**Aim:**
Your task is to output the data exactly as it stands.

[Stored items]
• • •

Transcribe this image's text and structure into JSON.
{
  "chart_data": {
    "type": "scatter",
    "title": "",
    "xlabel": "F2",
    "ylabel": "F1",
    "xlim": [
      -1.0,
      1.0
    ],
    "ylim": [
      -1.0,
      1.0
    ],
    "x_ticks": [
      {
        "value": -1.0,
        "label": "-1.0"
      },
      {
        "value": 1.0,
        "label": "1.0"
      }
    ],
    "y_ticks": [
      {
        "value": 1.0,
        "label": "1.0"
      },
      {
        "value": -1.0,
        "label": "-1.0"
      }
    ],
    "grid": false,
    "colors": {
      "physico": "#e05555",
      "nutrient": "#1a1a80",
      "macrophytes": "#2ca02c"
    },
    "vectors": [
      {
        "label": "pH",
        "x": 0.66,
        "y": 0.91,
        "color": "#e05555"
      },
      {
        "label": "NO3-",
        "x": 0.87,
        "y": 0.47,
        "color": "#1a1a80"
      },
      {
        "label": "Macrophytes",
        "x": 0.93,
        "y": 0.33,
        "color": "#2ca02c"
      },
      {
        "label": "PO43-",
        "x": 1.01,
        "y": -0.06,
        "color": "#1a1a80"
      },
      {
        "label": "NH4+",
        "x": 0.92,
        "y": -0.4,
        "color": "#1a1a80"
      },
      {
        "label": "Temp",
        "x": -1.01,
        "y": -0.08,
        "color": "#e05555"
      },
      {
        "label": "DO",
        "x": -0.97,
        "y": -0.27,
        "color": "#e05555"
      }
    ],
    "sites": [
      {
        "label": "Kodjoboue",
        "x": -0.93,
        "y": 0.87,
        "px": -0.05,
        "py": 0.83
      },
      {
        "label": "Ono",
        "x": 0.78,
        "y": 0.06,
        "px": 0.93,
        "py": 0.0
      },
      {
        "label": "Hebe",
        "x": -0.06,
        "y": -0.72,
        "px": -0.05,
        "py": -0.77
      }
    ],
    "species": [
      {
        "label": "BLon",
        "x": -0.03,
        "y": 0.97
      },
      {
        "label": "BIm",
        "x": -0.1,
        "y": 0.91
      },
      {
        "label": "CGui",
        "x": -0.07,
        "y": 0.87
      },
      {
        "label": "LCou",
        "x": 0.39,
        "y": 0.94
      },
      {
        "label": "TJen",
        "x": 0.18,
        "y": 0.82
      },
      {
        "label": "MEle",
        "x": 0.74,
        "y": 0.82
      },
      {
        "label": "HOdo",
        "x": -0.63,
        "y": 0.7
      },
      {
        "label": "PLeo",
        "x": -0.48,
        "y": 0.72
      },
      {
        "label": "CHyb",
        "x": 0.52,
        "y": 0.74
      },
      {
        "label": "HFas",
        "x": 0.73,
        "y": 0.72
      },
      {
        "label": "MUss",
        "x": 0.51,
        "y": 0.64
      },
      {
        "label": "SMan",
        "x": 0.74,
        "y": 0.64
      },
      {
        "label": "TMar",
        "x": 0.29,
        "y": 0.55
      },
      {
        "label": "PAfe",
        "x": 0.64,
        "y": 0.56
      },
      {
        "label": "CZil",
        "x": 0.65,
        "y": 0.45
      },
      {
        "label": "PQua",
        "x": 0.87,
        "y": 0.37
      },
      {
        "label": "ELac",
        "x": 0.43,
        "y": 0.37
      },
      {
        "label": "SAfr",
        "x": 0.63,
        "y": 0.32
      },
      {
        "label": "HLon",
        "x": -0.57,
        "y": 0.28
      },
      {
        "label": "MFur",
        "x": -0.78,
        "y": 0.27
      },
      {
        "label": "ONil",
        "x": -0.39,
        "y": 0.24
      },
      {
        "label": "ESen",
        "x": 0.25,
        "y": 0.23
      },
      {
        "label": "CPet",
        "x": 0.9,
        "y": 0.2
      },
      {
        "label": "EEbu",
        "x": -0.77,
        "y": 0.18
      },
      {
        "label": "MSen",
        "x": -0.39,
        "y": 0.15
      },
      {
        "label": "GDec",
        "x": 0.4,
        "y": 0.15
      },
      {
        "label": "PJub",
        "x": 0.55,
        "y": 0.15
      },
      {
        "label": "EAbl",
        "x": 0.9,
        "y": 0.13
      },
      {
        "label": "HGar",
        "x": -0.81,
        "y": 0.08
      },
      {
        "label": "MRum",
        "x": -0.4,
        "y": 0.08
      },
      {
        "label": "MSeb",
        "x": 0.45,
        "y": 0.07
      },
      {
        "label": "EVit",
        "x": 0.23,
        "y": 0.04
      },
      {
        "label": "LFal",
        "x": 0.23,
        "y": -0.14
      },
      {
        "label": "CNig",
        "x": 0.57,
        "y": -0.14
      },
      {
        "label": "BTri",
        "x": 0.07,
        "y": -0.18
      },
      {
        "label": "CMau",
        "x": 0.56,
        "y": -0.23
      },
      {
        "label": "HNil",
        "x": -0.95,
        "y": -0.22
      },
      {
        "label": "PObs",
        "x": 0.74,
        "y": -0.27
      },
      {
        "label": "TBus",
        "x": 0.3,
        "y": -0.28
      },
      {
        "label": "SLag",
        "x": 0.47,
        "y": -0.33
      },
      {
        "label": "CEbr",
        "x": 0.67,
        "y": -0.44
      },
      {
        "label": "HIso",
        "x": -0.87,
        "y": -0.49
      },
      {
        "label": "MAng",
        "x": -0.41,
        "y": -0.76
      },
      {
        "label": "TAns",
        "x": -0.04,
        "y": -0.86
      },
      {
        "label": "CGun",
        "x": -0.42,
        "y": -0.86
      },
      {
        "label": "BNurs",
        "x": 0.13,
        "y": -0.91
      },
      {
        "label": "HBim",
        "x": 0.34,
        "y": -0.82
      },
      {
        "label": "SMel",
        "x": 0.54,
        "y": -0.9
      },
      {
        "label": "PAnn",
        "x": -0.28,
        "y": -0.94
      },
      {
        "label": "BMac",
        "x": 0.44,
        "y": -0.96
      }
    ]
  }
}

• • •

**Solution:**
Transcribe this image's text and structure into JSON.
{
  "chart_data": {
    "type": "scatter",
    "title": "",
    "xlabel": "F2",
    "ylabel": "F1",
    "xlim": [
      -1.0,
      1.0
    ],
    "ylim": [
      -1.0,
      1.0
    ],
    "x_ticks": [
      {
        "value": -1.0,
        "label": "-1.0"
      },
      {
        "value": 1.0,
        "label": "1.0"
      }
    ],
    "y_ticks": [
      {
        "value": 1.0,
        "label": "1.0"
      },
      {
        "value": -1.0,
        "label": "-1.0"
      }
    ],
    "grid": false,
    "colors": {
      "physico": "#e05555",
      "nutrient": "#1a1a80",
      "macrophytes": "#2ca02c"
    },
    "vectors": [
      {
        "label": "pH",
        "x": 0.66,
        "y": 0.91,
        "color": "#e05555"
      },
      {
        "label": "NO3-",
        "x": 0.87,
        "y": 0.47,
        "color": "#1a1a80"
      },
      {
        "label": "Macrophytes",
        "x": 0.93,
        "y": 0.33,
        "color": "#2ca02c"
      },
      {
        "label": "PO43-",
        "x": 1.01,
        "y": -0.06,
        "color": "#1a1a80"
      },
      {
        "label": "NH4+",
        "x": 0.92,
        "y": -0.4,
        "color": "#1a1a80"
      },
      {
        "label": "Temp",
        "x": -1.01,
        "y": -0.08,
        "color": "#e05555"
      },
      {
        "label": "DO",
        "x": -0.97,
        "y": -0.27,
        "color": "#e05555"
      }
    ],
    "sites": [
      {
        "label": "Kodjoboue",
        "x": -0.93,
        "y": 0.87,
        "px": -0.05,
        "py": 0.83
      },
      {
        "label": "Ono",
        "x": 0.78,
        "y": 0.06,
        "px": 0.93,
        "py": 0.0
      },
      {
        "label": "Hebe",
        "x": -0.06,
        "y": -0.72,
        "px": -0.05,
        "py": -0.77
      }
    ],
    "species": [
      {
        "label": "BLon",
        "x": -0.03,
        "y": 0.97
      },
      {
        "label": "BIm",
        "x": -0.1,
        "y": 0.91
      },
      {
        "label": "CGui",
        "x": -0.07,
        "y": 0.87
      },
      {
        "label": "LCou",
        "x": 0.39,
        "y": 0.94
      },
      {
        "label": "TJen",
        "x": 0.18,
        "y": 0.82
      },
      {
        "label": "MEle",
        "x": 0.74,
        "y": 0.82
      },
      {
        "label": "HOdo",
        "x": -0.63,
        "y": 0.7
      },
      {
        "label": "PLeo",
        "x": -0.48,
        "y": 0.72
      },
      {
        "label": "CHyb",
        "x": 0.52,
        "y": 0.74
      },
      {
        "label": "HFas",
        "x": 0.73,
        "y": 0.72
      },
      {
        "label": "MUss",
        "x": 0.51,
        "y": 0.64
      },
      {
        "label": "SMan",
        "x": 0.74,
        "y": 0.64
      },
      {
        "label": "TMar",
        "x": 0.29,
        "y": 0.55
      },
      {
        "label": "PAfe",
        "x": 0.64,
        "y": 0.56
      },
      {
        "label": "CZil",
        "x": 0.65,
        "y": 0.45
      },
      {
        "label": "PQua",
        "x": 0.87,
        "y": 0.37
      },
      {
        "label": "ELac",
        "x": 0.43,
        "y": 0.37
      },
      {
        "label": "SAfr",
        "x": 0.63,
        "y": 0.32
      },
      {
        "label": "HLon",
        "x": -0.57,
        "y": 0.28
      },
      {
        "label": "MFur",
        "x": -0.78,
        "y": 0.27
      },
      {
        "label": "ONil",
        "x": -0.39,
        "y": 0.24
      },
      {
        "label": "ESen",
        "x": 0.25,
        "y": 0.23
      },
      {
        "label": "CPet",
        "x": 0.9,
        "y": 0.2
      },
      {
        "label": "EEbu",
        "x": -0.77,
        "y": 0.18
      },
      {
        "label": "MSen",
        "x": -0.39,
        "y": 0.15
      },
      {
        "label": "GDec",
        "x": 0.4,
        "y": 0.15
      },
      {
        "label": "PJub",
        "x": 0.55,
        "y": 0.15
      },
      {
        "label": "EAbl",
        "x": 0.9,
        "y": 0.13
      },
      {
        "label": "HGar",
        "x": -0.81,
        "y": 0.08
      },
      {
        "label": "MRum",
        "x": -0.4,
        "y": 0.08
      },
      {
        "label": "MSeb",
        "x": 0.45,
        "y": 0.07
      },
      {
        "label": "EVit",
        "x": 0.23,
        "y": 0.04
      },
      {
        "label": "LFal",
        "x": 0.23,
        "y": -0.14
      },
      {
        "label": "CNig",
        "x": 0.57,
        "y": -0.14
      },
      {
        "label": "BTri",
        "x": 0.07,
        "y": -0.18
      },
      {
        "label": "CMau",
        "x": 0.56,
        "y": -0.23
      },
      {
        "label": "HNil",
        "x": -0.95,
        "y": -0.22
      },
      {
        "label": "PObs",
        "x": 0.74,
        "y": -0.27
      },
      {
        "label": "TBus",
        "x": 0.3,
        "y": -0.28
      },
      {
        "label": "SLag",
        "x": 0.47,
        "y": -0.33
      },
      {
        "label": "CEbr",
        "x": 0.67,
        "y": -0.44
      },
      {
        "label": "HIso",
        "x": -0.87,
        "y": -0.49
      },
      {
        "label": "MAng",
        "x": -0.41,
        "y": -0.76
      },
      {
        "label": "TAns",
        "x": -0.04,
        "y": -0.86
      },
      {
        "label": "CGun",
        "x": -0.42,
        "y": -0.86
      },
      {
        "label": "BNurs",
        "x": 0.13,
        "y": -0.91
      },
      {
        "label": "HBim",
        "x": 0.34,
        "y": -0.82
      },
      {
        "label": "SMel",
        "x": 0.54,
        "y": -0.9
      },
      {
        "label": "PAnn",
        "x": -0.28,
        "y": -0.94
      },
      {
        "label": "BMac",
        "x": 0.44,
        "y": -0.96
      }
    ]
  }
}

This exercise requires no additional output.